* Source data:

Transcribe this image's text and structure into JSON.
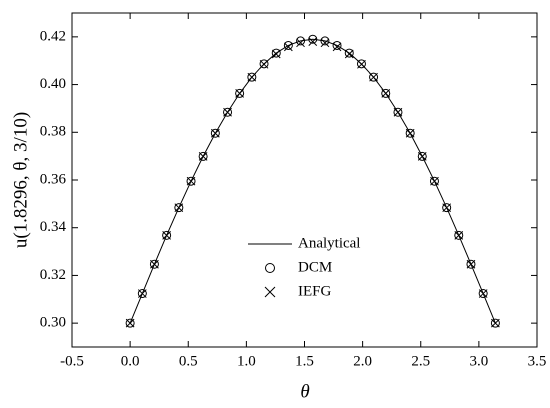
{
  "chart_data": {
    "type": "line",
    "x_label": "θ",
    "y_label": "u(1.8296, θ, 3/10)",
    "x": [
      0,
      0.105,
      0.209,
      0.314,
      0.419,
      0.524,
      0.628,
      0.733,
      0.838,
      0.942,
      1.047,
      1.152,
      1.257,
      1.361,
      1.466,
      1.571,
      1.676,
      1.78,
      1.885,
      1.99,
      2.094,
      2.199,
      2.304,
      2.409,
      2.513,
      2.618,
      2.723,
      2.827,
      2.932,
      3.037,
      3.142
    ],
    "series": [
      {
        "name": "Analytical",
        "color": "#000000",
        "style": "line",
        "values": [
          0.3,
          0.3124,
          0.3247,
          0.3368,
          0.3484,
          0.3595,
          0.3699,
          0.3796,
          0.3884,
          0.3963,
          0.4031,
          0.4087,
          0.4132,
          0.4164,
          0.4183,
          0.419,
          0.4183,
          0.4164,
          0.4132,
          0.4087,
          0.4031,
          0.3963,
          0.3884,
          0.3796,
          0.3699,
          0.3595,
          0.3484,
          0.3368,
          0.3247,
          0.3124,
          0.3
        ]
      },
      {
        "name": "DCM",
        "color": "#000000",
        "style": "circle",
        "values": [
          0.3,
          0.3124,
          0.3247,
          0.3368,
          0.3484,
          0.3595,
          0.3699,
          0.3796,
          0.3884,
          0.3963,
          0.4031,
          0.4087,
          0.4132,
          0.4164,
          0.4183,
          0.419,
          0.4183,
          0.4164,
          0.4132,
          0.4087,
          0.4031,
          0.3963,
          0.3884,
          0.3796,
          0.3699,
          0.3595,
          0.3484,
          0.3368,
          0.3247,
          0.3124,
          0.3
        ]
      },
      {
        "name": "IEFG",
        "color": "#000000",
        "style": "cross",
        "values": [
          0.3,
          0.3124,
          0.3247,
          0.3368,
          0.3484,
          0.3595,
          0.3699,
          0.3796,
          0.3884,
          0.3963,
          0.4031,
          0.4085,
          0.4128,
          0.4158,
          0.4175,
          0.418,
          0.4175,
          0.4158,
          0.4128,
          0.4085,
          0.4031,
          0.3963,
          0.3884,
          0.3796,
          0.3699,
          0.3595,
          0.3484,
          0.3368,
          0.3247,
          0.3124,
          0.3
        ]
      }
    ],
    "xlim": [
      -0.5,
      3.5
    ],
    "xticks": [
      -0.5,
      {
        "value": 0,
        "label": "0.0"
      },
      0.5,
      {
        "value": 1,
        "label": "1.0"
      },
      1.5,
      {
        "value": 2,
        "label": "2.0"
      },
      2.5,
      {
        "value": 3,
        "label": "3.0"
      },
      3.5
    ],
    "ylim": [
      0.29,
      0.43
    ],
    "yticks": [
      {
        "value": 0.3,
        "label": "0.30"
      },
      0.32,
      0.34,
      0.36,
      0.38,
      {
        "value": 0.4,
        "label": "0.40"
      },
      0.42
    ],
    "grid": false
  }
}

* Goal:
Read through the data and copy every line where "style" shows up.

* Exercise answer:
        "style": "line",
        "style": "circle",
        "style": "cross",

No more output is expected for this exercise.